++++ RECORD SET ++++

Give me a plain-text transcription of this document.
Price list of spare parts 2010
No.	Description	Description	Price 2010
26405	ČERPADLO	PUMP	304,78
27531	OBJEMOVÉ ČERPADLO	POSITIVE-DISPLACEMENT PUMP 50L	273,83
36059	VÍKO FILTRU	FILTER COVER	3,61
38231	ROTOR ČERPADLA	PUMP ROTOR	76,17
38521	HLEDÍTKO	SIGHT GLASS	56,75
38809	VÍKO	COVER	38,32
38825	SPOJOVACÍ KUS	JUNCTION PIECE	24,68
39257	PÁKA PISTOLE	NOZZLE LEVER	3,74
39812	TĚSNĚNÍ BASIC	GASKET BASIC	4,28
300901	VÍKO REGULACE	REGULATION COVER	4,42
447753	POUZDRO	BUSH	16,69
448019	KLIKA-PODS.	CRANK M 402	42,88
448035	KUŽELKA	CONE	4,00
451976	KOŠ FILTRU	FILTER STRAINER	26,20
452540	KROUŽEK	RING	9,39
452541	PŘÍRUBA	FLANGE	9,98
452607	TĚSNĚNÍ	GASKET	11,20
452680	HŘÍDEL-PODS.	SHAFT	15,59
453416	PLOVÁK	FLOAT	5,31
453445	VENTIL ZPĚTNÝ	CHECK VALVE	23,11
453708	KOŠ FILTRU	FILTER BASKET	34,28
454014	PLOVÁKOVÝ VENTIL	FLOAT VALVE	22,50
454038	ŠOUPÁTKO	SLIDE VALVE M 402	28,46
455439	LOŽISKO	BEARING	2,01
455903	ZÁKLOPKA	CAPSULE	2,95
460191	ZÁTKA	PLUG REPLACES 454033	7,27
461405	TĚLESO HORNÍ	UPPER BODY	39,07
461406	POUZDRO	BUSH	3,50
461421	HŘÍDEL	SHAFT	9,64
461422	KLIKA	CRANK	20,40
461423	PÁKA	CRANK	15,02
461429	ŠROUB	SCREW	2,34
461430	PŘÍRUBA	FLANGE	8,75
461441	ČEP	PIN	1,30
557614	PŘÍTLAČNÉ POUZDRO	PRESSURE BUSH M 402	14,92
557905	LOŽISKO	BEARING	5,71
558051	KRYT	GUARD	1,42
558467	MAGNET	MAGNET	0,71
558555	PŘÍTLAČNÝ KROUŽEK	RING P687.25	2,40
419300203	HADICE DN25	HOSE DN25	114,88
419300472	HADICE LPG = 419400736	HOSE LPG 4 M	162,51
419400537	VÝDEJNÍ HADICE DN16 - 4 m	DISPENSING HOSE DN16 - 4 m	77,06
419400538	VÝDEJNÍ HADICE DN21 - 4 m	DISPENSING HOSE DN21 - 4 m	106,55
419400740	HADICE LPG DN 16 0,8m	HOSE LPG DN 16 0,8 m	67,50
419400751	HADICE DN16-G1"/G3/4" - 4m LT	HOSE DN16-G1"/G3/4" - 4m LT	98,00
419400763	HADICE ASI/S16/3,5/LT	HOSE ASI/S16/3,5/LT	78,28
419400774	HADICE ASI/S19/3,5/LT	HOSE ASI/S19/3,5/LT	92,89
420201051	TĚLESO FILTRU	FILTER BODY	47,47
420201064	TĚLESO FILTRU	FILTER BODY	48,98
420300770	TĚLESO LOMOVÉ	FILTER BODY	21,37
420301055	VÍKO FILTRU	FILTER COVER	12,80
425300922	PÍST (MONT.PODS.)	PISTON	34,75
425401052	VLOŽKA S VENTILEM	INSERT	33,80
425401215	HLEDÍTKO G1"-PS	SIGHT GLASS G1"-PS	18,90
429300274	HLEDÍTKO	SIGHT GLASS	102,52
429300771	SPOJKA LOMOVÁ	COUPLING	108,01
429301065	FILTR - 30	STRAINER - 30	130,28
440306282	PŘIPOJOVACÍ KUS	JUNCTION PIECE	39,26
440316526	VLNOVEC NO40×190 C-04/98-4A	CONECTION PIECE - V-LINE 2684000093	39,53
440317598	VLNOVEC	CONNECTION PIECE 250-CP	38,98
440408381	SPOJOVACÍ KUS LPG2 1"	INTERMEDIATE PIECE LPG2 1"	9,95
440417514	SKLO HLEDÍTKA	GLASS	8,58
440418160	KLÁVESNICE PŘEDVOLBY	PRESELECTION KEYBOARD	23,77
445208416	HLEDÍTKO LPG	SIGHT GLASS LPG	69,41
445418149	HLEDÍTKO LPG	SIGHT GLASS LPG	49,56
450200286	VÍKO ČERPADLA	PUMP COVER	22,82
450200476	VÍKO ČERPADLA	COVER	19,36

++++

▶ WHAT YOU HAVE TO DO: Find the lines containing "PUMP" and list every one of them.

▶ ANSWER TO THE PROBLEM:
26405	ČERPADLO	PUMP	304,78
27531	OBJEMOVÉ ČERPADLO	POSITIVE-DISPLACEMENT PUMP 50L	273,83
38231	ROTOR ČERPADLA	PUMP ROTOR	76,17
450200286	VÍKO ČERPADLA	PUMP COVER	22,82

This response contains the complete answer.